WHAT THE TASK REQUIRES =
Hunt for the word "title" across the entries below, copying each line that holds it.

-- TASK DATA start --

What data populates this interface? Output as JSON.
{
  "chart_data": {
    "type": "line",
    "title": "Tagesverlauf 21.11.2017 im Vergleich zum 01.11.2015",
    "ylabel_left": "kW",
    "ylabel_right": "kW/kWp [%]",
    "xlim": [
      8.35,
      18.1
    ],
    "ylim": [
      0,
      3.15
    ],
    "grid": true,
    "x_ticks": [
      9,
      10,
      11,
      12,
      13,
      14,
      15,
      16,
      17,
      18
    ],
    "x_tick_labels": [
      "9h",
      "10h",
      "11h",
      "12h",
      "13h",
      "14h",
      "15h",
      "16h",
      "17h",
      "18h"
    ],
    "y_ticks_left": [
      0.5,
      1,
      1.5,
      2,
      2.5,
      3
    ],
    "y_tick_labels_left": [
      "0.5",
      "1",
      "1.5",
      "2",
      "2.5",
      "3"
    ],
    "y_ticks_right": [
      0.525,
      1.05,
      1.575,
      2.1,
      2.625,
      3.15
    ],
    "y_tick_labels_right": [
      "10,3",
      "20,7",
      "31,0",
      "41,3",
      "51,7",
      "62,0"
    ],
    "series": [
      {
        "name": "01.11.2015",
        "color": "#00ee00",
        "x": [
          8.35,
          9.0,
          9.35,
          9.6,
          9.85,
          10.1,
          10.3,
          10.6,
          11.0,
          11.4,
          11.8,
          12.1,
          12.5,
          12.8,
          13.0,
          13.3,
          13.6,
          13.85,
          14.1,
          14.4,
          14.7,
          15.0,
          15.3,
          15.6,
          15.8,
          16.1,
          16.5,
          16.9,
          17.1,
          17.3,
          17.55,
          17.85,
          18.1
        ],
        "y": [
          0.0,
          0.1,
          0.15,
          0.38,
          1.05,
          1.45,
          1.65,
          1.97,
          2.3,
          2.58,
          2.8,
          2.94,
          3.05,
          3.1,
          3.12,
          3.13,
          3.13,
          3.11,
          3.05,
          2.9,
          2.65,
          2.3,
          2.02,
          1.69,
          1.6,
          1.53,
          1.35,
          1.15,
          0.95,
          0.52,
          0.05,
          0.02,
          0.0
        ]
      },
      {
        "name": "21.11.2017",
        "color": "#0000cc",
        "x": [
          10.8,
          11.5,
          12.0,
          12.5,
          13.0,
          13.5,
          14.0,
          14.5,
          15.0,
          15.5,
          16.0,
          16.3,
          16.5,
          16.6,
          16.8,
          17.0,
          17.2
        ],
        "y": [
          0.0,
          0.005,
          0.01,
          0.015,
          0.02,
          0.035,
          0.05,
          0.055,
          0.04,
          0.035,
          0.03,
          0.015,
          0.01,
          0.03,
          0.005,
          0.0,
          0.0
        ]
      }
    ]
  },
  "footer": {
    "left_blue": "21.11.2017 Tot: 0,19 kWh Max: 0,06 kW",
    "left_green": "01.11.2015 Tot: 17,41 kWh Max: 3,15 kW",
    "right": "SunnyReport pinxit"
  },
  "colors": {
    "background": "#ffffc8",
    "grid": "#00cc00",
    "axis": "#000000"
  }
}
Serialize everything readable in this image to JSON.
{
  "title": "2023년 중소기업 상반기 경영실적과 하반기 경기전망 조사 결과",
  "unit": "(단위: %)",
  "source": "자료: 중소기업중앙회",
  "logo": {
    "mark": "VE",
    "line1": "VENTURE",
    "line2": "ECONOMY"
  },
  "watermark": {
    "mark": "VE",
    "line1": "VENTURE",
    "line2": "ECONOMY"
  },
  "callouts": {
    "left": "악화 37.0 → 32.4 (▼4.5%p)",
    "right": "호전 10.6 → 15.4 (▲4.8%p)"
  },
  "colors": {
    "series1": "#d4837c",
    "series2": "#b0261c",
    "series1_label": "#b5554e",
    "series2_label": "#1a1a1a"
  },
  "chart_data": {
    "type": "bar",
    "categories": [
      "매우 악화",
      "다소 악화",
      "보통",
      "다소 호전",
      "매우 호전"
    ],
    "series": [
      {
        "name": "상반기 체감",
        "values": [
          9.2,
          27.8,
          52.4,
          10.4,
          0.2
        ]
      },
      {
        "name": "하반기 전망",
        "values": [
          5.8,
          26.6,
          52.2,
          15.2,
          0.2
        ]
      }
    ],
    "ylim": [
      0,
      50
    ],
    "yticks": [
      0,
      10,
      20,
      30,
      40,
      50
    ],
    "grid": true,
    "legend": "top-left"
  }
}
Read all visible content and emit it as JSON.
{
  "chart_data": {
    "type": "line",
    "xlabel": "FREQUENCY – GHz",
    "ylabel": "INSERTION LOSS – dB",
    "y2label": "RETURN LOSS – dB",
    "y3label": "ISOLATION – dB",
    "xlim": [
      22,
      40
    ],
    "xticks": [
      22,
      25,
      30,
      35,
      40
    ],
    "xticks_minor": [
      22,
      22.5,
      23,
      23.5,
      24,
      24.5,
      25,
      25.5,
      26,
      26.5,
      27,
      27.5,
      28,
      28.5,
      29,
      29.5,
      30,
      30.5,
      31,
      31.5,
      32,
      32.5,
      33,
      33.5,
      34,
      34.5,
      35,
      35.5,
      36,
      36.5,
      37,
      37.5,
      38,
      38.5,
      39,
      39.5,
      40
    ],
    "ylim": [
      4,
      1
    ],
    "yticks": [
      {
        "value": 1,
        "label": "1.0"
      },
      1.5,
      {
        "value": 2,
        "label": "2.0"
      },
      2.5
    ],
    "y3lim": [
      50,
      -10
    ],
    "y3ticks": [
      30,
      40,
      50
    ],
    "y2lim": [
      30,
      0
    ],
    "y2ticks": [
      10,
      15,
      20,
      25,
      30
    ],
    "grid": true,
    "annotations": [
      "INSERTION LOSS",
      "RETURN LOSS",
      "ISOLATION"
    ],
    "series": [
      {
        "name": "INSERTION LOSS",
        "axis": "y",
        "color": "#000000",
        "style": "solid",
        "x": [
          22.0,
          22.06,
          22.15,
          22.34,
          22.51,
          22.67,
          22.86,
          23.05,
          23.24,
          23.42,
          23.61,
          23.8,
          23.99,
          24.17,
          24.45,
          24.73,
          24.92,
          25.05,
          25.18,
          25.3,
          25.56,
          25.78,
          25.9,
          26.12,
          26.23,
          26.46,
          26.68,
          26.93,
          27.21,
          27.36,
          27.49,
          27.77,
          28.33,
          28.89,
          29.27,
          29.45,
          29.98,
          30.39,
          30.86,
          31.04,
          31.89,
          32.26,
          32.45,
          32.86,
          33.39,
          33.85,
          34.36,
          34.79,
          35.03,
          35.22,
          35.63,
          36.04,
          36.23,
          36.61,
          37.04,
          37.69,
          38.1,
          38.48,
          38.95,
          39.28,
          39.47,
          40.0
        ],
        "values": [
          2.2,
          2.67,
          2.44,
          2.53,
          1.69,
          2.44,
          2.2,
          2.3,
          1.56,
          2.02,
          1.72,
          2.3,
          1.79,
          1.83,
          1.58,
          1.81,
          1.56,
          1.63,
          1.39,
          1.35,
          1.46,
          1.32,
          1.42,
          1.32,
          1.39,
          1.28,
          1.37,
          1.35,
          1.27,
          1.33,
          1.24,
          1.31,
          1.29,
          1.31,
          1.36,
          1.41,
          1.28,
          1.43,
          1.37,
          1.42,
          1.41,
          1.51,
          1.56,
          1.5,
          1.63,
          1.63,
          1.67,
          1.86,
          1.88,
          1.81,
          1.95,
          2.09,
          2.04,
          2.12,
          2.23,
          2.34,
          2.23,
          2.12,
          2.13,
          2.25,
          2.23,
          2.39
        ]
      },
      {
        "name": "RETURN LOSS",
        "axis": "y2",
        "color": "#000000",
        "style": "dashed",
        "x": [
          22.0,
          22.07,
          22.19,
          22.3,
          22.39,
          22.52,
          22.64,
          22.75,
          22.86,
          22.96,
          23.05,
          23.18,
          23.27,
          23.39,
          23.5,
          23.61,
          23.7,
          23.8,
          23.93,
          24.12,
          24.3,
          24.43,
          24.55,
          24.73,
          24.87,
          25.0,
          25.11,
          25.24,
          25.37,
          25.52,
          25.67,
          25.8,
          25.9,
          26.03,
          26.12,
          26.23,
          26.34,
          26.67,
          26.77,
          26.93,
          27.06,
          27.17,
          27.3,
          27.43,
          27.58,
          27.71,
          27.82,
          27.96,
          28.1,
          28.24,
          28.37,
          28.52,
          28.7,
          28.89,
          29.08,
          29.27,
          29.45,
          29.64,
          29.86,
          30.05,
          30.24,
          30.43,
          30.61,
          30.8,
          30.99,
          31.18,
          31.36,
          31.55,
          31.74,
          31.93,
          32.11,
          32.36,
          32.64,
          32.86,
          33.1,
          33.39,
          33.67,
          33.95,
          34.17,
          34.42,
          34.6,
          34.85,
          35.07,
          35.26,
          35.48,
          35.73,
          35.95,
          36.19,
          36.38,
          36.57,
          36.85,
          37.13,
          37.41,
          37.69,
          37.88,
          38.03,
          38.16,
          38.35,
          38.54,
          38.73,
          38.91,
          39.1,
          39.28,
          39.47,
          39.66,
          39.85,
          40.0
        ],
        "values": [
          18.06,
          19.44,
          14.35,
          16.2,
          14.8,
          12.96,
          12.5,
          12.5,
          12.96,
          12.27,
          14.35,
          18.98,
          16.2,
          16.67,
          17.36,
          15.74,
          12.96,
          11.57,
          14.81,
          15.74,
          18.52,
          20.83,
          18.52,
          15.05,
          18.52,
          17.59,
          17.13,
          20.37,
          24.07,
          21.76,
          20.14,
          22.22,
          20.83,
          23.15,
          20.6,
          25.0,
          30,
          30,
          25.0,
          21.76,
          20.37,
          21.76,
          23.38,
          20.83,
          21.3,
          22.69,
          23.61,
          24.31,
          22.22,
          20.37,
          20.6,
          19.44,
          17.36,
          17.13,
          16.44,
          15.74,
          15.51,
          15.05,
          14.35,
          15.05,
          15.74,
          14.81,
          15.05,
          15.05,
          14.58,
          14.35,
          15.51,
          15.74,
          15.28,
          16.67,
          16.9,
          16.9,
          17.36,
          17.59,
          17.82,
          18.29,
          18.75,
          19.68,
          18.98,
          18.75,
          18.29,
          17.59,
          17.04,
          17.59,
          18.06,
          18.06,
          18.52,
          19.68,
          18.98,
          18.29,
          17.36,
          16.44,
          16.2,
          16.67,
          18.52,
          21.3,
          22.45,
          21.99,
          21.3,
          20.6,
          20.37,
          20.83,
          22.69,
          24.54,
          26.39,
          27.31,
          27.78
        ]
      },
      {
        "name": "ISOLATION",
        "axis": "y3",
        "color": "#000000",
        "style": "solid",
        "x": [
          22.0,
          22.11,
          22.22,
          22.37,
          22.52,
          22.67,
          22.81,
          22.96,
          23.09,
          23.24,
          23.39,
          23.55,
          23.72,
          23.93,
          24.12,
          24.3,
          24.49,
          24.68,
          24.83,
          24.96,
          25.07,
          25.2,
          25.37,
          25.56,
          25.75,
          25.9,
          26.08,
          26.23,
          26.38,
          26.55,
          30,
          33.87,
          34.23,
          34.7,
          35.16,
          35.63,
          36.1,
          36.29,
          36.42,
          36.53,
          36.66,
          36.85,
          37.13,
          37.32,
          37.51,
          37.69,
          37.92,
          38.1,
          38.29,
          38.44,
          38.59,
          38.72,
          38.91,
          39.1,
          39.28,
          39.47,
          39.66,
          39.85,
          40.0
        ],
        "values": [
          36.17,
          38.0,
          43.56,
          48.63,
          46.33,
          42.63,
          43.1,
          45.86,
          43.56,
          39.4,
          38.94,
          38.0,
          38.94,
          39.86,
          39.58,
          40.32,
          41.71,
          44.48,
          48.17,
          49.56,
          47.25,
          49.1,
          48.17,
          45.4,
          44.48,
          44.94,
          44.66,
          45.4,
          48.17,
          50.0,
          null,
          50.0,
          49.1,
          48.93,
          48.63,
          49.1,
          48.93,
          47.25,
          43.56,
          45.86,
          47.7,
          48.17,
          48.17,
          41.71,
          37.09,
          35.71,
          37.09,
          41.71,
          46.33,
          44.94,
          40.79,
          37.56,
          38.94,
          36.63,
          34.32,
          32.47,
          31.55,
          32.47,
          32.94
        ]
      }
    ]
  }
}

-- TASK DATA end --

RESULT OF THIS TASK =
    "title": "Tagesverlauf 21.11.2017 im Vergleich zum 01.11.2015",
  "title": "2023년 중소기업 상반기 경영실적과 하반기 경기전망 조사 결과",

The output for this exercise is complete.